**Provided data**
— Start —
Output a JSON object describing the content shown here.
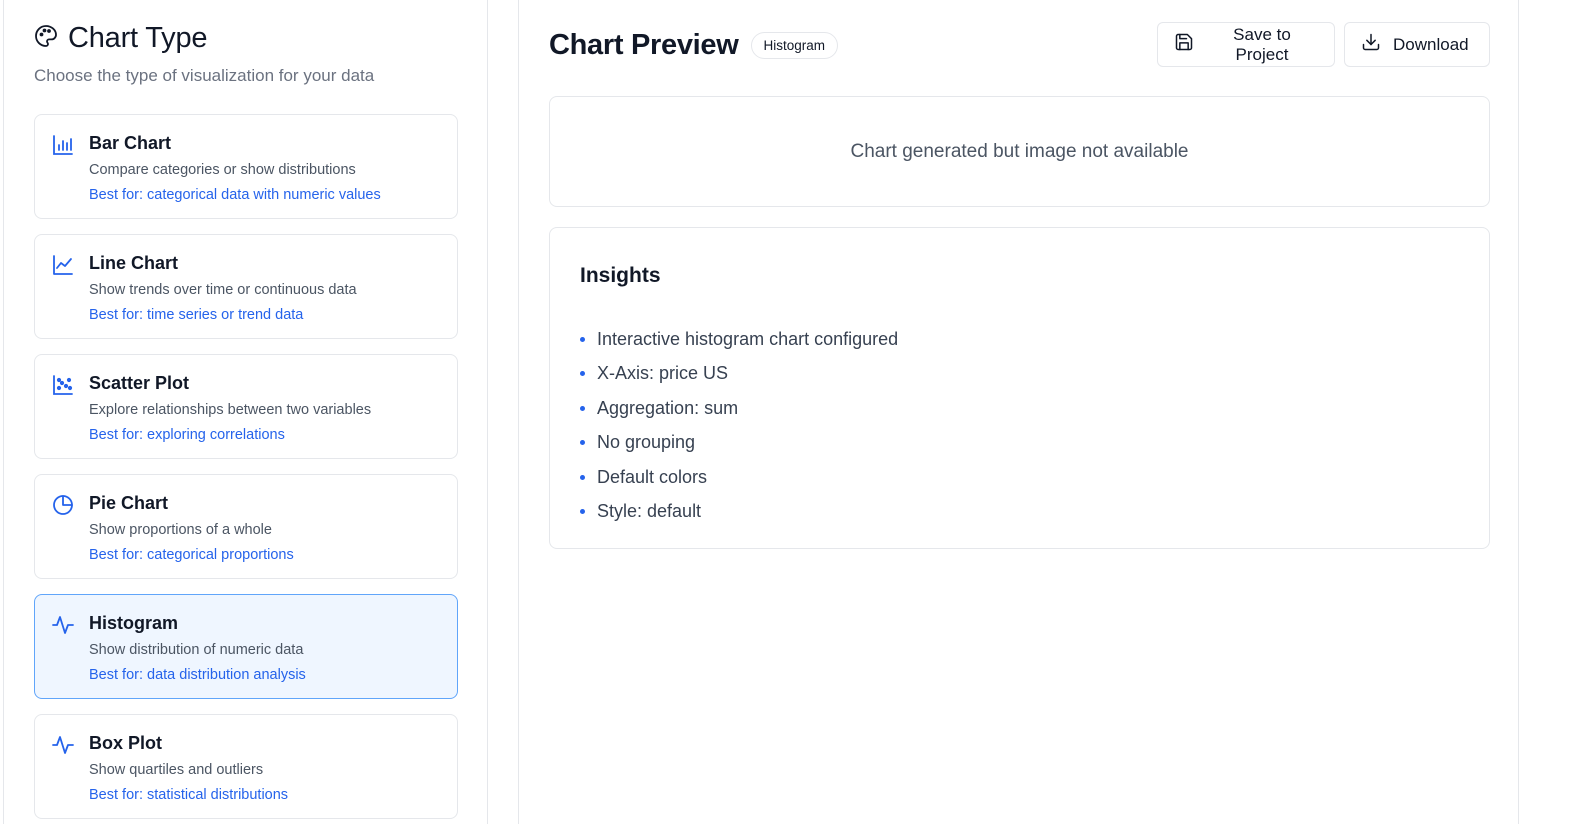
{
  "left": {
    "title": "Chart Type",
    "subtitle": "Choose the type of visualization for your data",
    "chart_types": [
      {
        "title": "Bar Chart",
        "desc": "Compare categories or show distributions",
        "best": "Best for: categorical data with numeric values",
        "icon": "bar-chart-icon",
        "selected": false
      },
      {
        "title": "Line Chart",
        "desc": "Show trends over time or continuous data",
        "best": "Best for: time series or trend data",
        "icon": "line-chart-icon",
        "selected": false
      },
      {
        "title": "Scatter Plot",
        "desc": "Explore relationships between two variables",
        "best": "Best for: exploring correlations",
        "icon": "scatter-plot-icon",
        "selected": false
      },
      {
        "title": "Pie Chart",
        "desc": "Show proportions of a whole",
        "best": "Best for: categorical proportions",
        "icon": "pie-chart-icon",
        "selected": false
      },
      {
        "title": "Histogram",
        "desc": "Show distribution of numeric data",
        "best": "Best for: data distribution analysis",
        "icon": "activity-icon",
        "selected": true
      },
      {
        "title": "Box Plot",
        "desc": "Show quartiles and outliers",
        "best": "Best for: statistical distributions",
        "icon": "activity-icon",
        "selected": false
      }
    ]
  },
  "right": {
    "title": "Chart Preview",
    "badge": "Histogram",
    "save_label": "Save to Project",
    "download_label": "Download",
    "image_message": "Chart generated but image not available",
    "insights_title": "Insights",
    "insights": [
      "Interactive histogram chart configured",
      "X-Axis: price US",
      "Aggregation: sum",
      "No grouping",
      "Default colors",
      "Style: default"
    ]
  },
  "colors": {
    "accent": "#2563eb",
    "selected_bg": "#eff6ff",
    "selected_border": "#60a5fa",
    "border": "#e5e7eb"
  }
}
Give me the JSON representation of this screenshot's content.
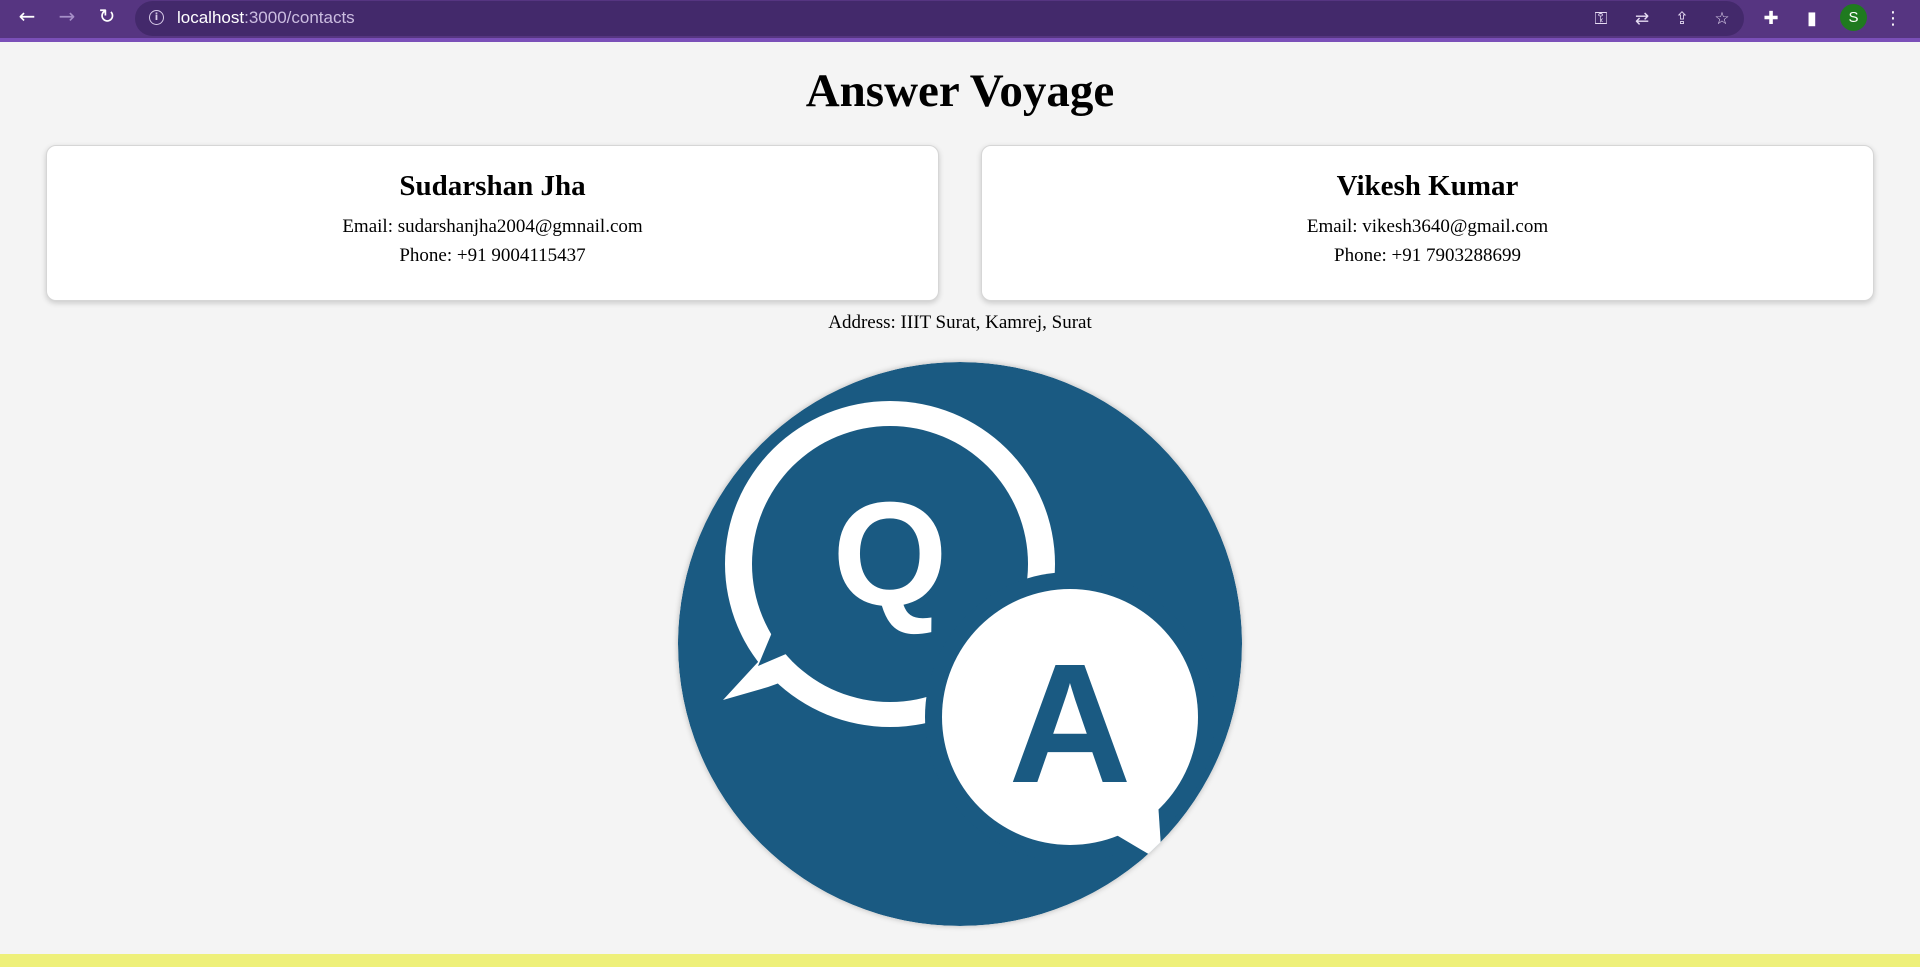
{
  "browser": {
    "url_host": "localhost",
    "url_path": ":3000/contacts",
    "profile_initial": "S",
    "theme_color": "#563581"
  },
  "site": {
    "title": "Answer Voyage"
  },
  "contacts": [
    {
      "name": "Sudarshan Jha",
      "email": "Email: sudarshanjha2004@gmnail.com",
      "phone": "Phone: +91 9004115437"
    },
    {
      "name": "Vikesh Kumar",
      "email": "Email: vikesh3640@gmail.com",
      "phone": "Phone: +91 7903288699"
    }
  ],
  "address": "Address: IIIT Surat, Kamrej, Surat",
  "logo": {
    "q_letter": "Q",
    "a_letter": "A",
    "bg_color": "#1a5a82",
    "fg_color": "#ffffff"
  },
  "footer_strip_color": "#eef07a"
}
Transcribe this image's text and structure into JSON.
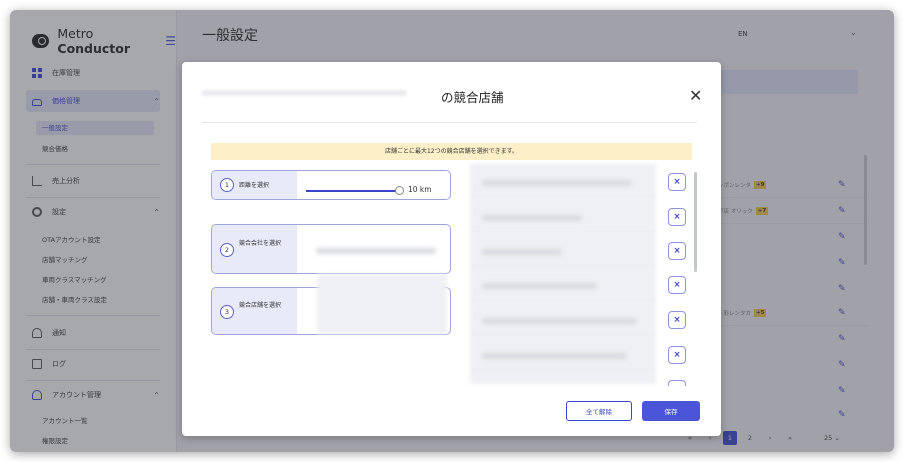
{
  "app": {
    "brand_prefix": "Metro ",
    "brand_bold": "Conductor"
  },
  "sidebar": {
    "inventory": "在庫管理",
    "pricing": "価格管理",
    "pricing_sub": [
      "一般設定",
      "競合価格"
    ],
    "sales": "売上分析",
    "settings": "設定",
    "settings_sub": [
      "OTAアカウント設定",
      "店舗マッチング",
      "車両クラスマッチング",
      "店舗・車両クラス設定"
    ],
    "notifications": "通知",
    "logs": "ログ",
    "accounts": "アカウント管理",
    "accounts_sub": [
      "アカウント一覧",
      "権限設定"
    ]
  },
  "header": {
    "title": "一般設定",
    "language": "EN"
  },
  "background": {
    "row1_text": "ッポンレンタ",
    "row1_tag": "+9",
    "row2_text": "宇店 オリック",
    "row2_tag": "+7",
    "row3_text": "・彩レンタカ",
    "row3_tag": "+5"
  },
  "pagination": {
    "first": "«",
    "prev": "‹",
    "current": "1",
    "next_page": "2",
    "next": "›",
    "last": "»",
    "page_size": "25"
  },
  "modal": {
    "title": "の競合店舗",
    "close": "✕",
    "notice": "店舗ごとに最大12つの競合店舗を選択できます。",
    "steps": [
      {
        "num": "1",
        "label": "距離を選択"
      },
      {
        "num": "2",
        "label": "競合会社を選択"
      },
      {
        "num": "3",
        "label": "競合店舗を選択"
      }
    ],
    "distance_value": "10 km",
    "remove_label": "×",
    "clear_all": "全て解除",
    "save": "保存"
  },
  "colors": {
    "accent": "#4a55d8",
    "notice_bg": "#fdf0c8",
    "tag": "#f2c84b"
  }
}
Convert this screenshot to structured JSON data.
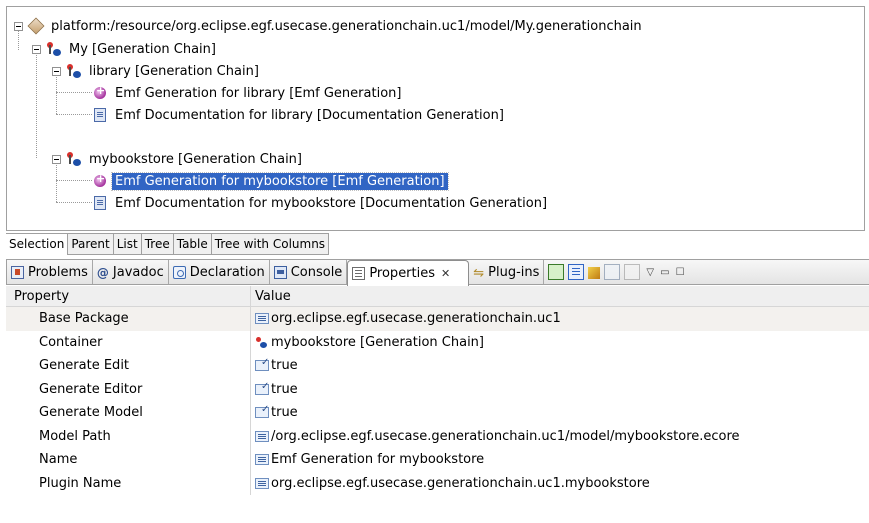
{
  "tree": {
    "root": "platform:/resource/org.eclipse.egf.usecase.generationchain.uc1/model/My.generationchain",
    "my": "My [Generation Chain]",
    "library": "library [Generation Chain]",
    "library_emf": "Emf Generation for library [Emf Generation]",
    "library_doc": "Emf Documentation for library [Documentation Generation]",
    "mybookstore": "mybookstore [Generation Chain]",
    "mybookstore_emf": "Emf Generation for mybookstore [Emf Generation]",
    "mybookstore_doc": "Emf Documentation for mybookstore [Documentation Generation]",
    "selected": "Emf Generation for mybookstore [Emf Generation]"
  },
  "editor_tabs": [
    "Selection",
    "Parent",
    "List",
    "Tree",
    "Table",
    "Tree with Columns"
  ],
  "view_tabs": {
    "problems": "Problems",
    "javadoc": "Javadoc",
    "declaration": "Declaration",
    "console": "Console",
    "properties": "Properties",
    "plugins": "Plug-ins",
    "javadoc_glyph": "@",
    "close_glyph": "✕",
    "plugins_glyph": "⇋",
    "menu_glyph": "▽",
    "min_glyph": "▭",
    "max_glyph": "☐"
  },
  "properties": {
    "header_property": "Property",
    "header_value": "Value",
    "rows": [
      {
        "name": "Base Package",
        "value": "org.eclipse.egf.usecase.generationchain.uc1"
      },
      {
        "name": "Container",
        "value": "mybookstore [Generation Chain]"
      },
      {
        "name": "Generate Edit",
        "value": "true"
      },
      {
        "name": "Generate Editor",
        "value": "true"
      },
      {
        "name": "Generate Model",
        "value": "true"
      },
      {
        "name": "Model Path",
        "value": "/org.eclipse.egf.usecase.generationchain.uc1/model/mybookstore.ecore"
      },
      {
        "name": "Name",
        "value": "Emf Generation for mybookstore"
      },
      {
        "name": "Plugin Name",
        "value": "org.eclipse.egf.usecase.generationchain.uc1.mybookstore"
      }
    ]
  },
  "colors": {
    "selection": "#3165c4",
    "alt_row": "#f3f1ee"
  }
}
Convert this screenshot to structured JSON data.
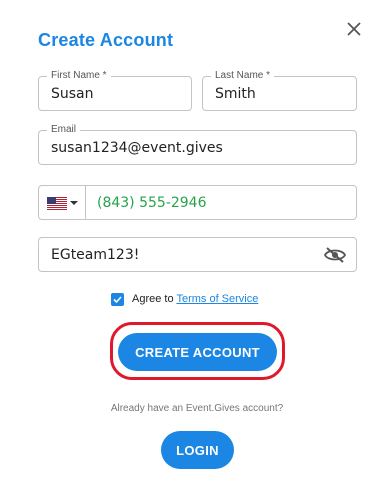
{
  "dialog": {
    "title": "Create Account",
    "close_icon": "close-icon"
  },
  "form": {
    "first_name": {
      "label": "First Name *",
      "value": "Susan"
    },
    "last_name": {
      "label": "Last Name *",
      "value": "Smith"
    },
    "email": {
      "label": "Email",
      "value": "susan1234@event.gives"
    },
    "phone": {
      "country_flag_icon": "us-flag-icon",
      "value": "(843) 555-2946"
    },
    "password": {
      "value": "EGteam123!",
      "visibility_icon": "eye-slash-icon"
    },
    "agree": {
      "checked": true,
      "text": "Agree to",
      "link": "Terms of Service"
    }
  },
  "actions": {
    "create_account_label": "CREATE ACCOUNT",
    "already_text": "Already have an Event.Gives account?",
    "login_label": "LOGIN"
  },
  "colors": {
    "accent": "#1b86e3",
    "highlight": "#e0182d",
    "phone_text": "#27a34a"
  }
}
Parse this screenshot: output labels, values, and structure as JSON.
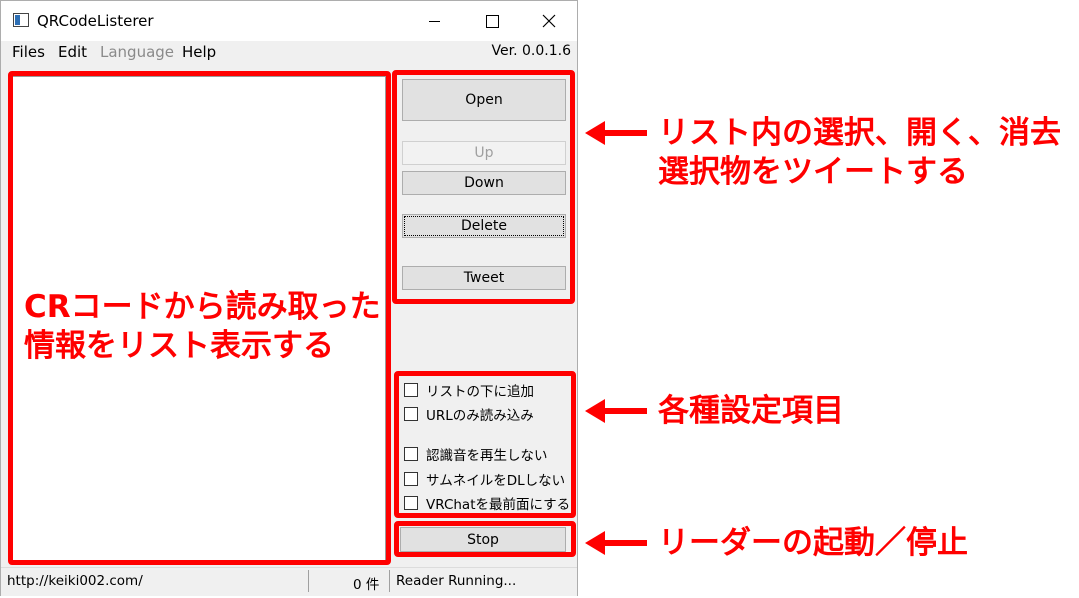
— End —
**Instructions to follow**
Give back each entry exactly as it appears, with no pictures.

**Task output**
Output a JSON object describing the content shown here.
{
  "left": {
    "title": "Chart Type",
    "subtitle": "Choose the type of visualization for your data",
    "chart_types": [
      {
        "title": "Bar Chart",
        "desc": "Compare categories or show distributions",
        "best": "Best for: categorical data with numeric values",
        "icon": "bar-chart-icon",
        "selected": false
      },
      {
        "title": "Line Chart",
        "desc": "Show trends over time or continuous data",
        "best": "Best for: time series or trend data",
        "icon": "line-chart-icon",
        "selected": false
      },
      {
        "title": "Scatter Plot",
        "desc": "Explore relationships between two variables",
        "best": "Best for: exploring correlations",
        "icon": "scatter-plot-icon",
        "selected": false
      },
      {
        "title": "Pie Chart",
        "desc": "Show proportions of a whole",
        "best": "Best for: categorical proportions",
        "icon": "pie-chart-icon",
        "selected": false
      },
      {
        "title": "Histogram",
        "desc": "Show distribution of numeric data",
        "best": "Best for: data distribution analysis",
        "icon": "activity-icon",
        "selected": true
      },
      {
        "title": "Box Plot",
        "desc": "Show quartiles and outliers",
        "best": "Best for: statistical distributions",
        "icon": "activity-icon",
        "selected": false
      }
    ]
  },
  "right": {
    "title": "Chart Preview",
    "badge": "Histogram",
    "save_label": "Save to Project",
    "download_label": "Download",
    "image_message": "Chart generated but image not available",
    "insights_title": "Insights",
    "insights": [
      "Interactive histogram chart configured",
      "X-Axis: price US",
      "Aggregation: sum",
      "No grouping",
      "Default colors",
      "Style: default"
    ]
  },
  "colors": {
    "accent": "#2563eb",
    "selected_bg": "#eff6ff",
    "selected_border": "#60a5fa",
    "border": "#e5e7eb"
  }
}
Give me the JSON representation of this screenshot's content.
{
  "browser": {
    "url_host": "localhost",
    "url_path": ":3000/contacts",
    "profile_initial": "S",
    "theme_color": "#563581"
  },
  "site": {
    "title": "Answer Voyage"
  },
  "contacts": [
    {
      "name": "Sudarshan Jha",
      "email": "Email: sudarshanjha2004@gmnail.com",
      "phone": "Phone: +91 9004115437"
    },
    {
      "name": "Vikesh Kumar",
      "email": "Email: vikesh3640@gmail.com",
      "phone": "Phone: +91 7903288699"
    }
  ],
  "address": "Address: IIIT Surat, Kamrej, Surat",
  "logo": {
    "q_letter": "Q",
    "a_letter": "A",
    "bg_color": "#1a5a82",
    "fg_color": "#ffffff"
  },
  "footer_strip_color": "#eef07a"
}
Transcribe this image's text and structure into JSON.
{
  "app": {
    "brand_prefix": "Metro ",
    "brand_bold": "Conductor"
  },
  "sidebar": {
    "inventory": "在庫管理",
    "pricing": "価格管理",
    "pricing_sub": [
      "一般設定",
      "競合価格"
    ],
    "sales": "売上分析",
    "settings": "設定",
    "settings_sub": [
      "OTAアカウント設定",
      "店舗マッチング",
      "車両クラスマッチング",
      "店舗・車両クラス設定"
    ],
    "notifications": "通知",
    "logs": "ログ",
    "accounts": "アカウント管理",
    "accounts_sub": [
      "アカウント一覧",
      "権限設定"
    ]
  },
  "header": {
    "title": "一般設定",
    "language": "EN"
  },
  "background": {
    "row1_text": "ッポンレンタ",
    "row1_tag": "+9",
    "row2_text": "宇店 オリック",
    "row2_tag": "+7",
    "row3_text": "・彩レンタカ",
    "row3_tag": "+5"
  },
  "pagination": {
    "first": "«",
    "prev": "‹",
    "current": "1",
    "next_page": "2",
    "next": "›",
    "last": "»",
    "page_size": "25"
  },
  "modal": {
    "title": "の競合店舗",
    "close": "✕",
    "notice": "店舗ごとに最大12つの競合店舗を選択できます。",
    "steps": [
      {
        "num": "1",
        "label": "距離を選択"
      },
      {
        "num": "2",
        "label": "競合会社を選択"
      },
      {
        "num": "3",
        "label": "競合店舗を選択"
      }
    ],
    "distance_value": "10 km",
    "remove_label": "×",
    "clear_all": "全て解除",
    "save": "保存"
  },
  "colors": {
    "accent": "#4a55d8",
    "notice_bg": "#fdf0c8",
    "tag": "#f2c84b"
  }
}
Convert this screenshot to structured JSON data.
{
  "tree": {
    "root": "platform:/resource/org.eclipse.egf.usecase.generationchain.uc1/model/My.generationchain",
    "my": "My [Generation Chain]",
    "library": "library [Generation Chain]",
    "library_emf": "Emf Generation for library [Emf Generation]",
    "library_doc": "Emf Documentation for library [Documentation Generation]",
    "mybookstore": "mybookstore [Generation Chain]",
    "mybookstore_emf": "Emf Generation for mybookstore [Emf Generation]",
    "mybookstore_doc": "Emf Documentation for mybookstore [Documentation Generation]",
    "selected": "Emf Generation for mybookstore [Emf Generation]"
  },
  "editor_tabs": [
    "Selection",
    "Parent",
    "List",
    "Tree",
    "Table",
    "Tree with Columns"
  ],
  "view_tabs": {
    "problems": "Problems",
    "javadoc": "Javadoc",
    "declaration": "Declaration",
    "console": "Console",
    "properties": "Properties",
    "plugins": "Plug-ins",
    "javadoc_glyph": "@",
    "close_glyph": "✕",
    "plugins_glyph": "⇋",
    "menu_glyph": "▽",
    "min_glyph": "▭",
    "max_glyph": "☐"
  },
  "properties": {
    "header_property": "Property",
    "header_value": "Value",
    "rows": [
      {
        "name": "Base Package",
        "value": "org.eclipse.egf.usecase.generationchain.uc1"
      },
      {
        "name": "Container",
        "value": "mybookstore [Generation Chain]"
      },
      {
        "name": "Generate Edit",
        "value": "true"
      },
      {
        "name": "Generate Editor",
        "value": "true"
      },
      {
        "name": "Generate Model",
        "value": "true"
      },
      {
        "name": "Model Path",
        "value": "/org.eclipse.egf.usecase.generationchain.uc1/model/mybookstore.ecore"
      },
      {
        "name": "Name",
        "value": "Emf Generation for mybookstore"
      },
      {
        "name": "Plugin Name",
        "value": "org.eclipse.egf.usecase.generationchain.uc1.mybookstore"
      }
    ]
  },
  "colors": {
    "selection": "#3165c4",
    "alt_row": "#f3f1ee"
  }
}
Convert this screenshot to structured JSON data.
{
  "dialog": {
    "title": "Create Account",
    "close_icon": "close-icon"
  },
  "form": {
    "first_name": {
      "label": "First Name *",
      "value": "Susan"
    },
    "last_name": {
      "label": "Last Name *",
      "value": "Smith"
    },
    "email": {
      "label": "Email",
      "value": "susan1234@event.gives"
    },
    "phone": {
      "country_flag_icon": "us-flag-icon",
      "value": "(843) 555-2946"
    },
    "password": {
      "value": "EGteam123!",
      "visibility_icon": "eye-slash-icon"
    },
    "agree": {
      "checked": true,
      "text": "Agree to",
      "link": "Terms of Service"
    }
  },
  "actions": {
    "create_account_label": "CREATE ACCOUNT",
    "already_text": "Already have an Event.Gives account?",
    "login_label": "LOGIN"
  },
  "colors": {
    "accent": "#1b86e3",
    "highlight": "#e0182d",
    "phone_text": "#27a34a"
  }
}
Parse this screenshot: output labels, values, and structure as JSON.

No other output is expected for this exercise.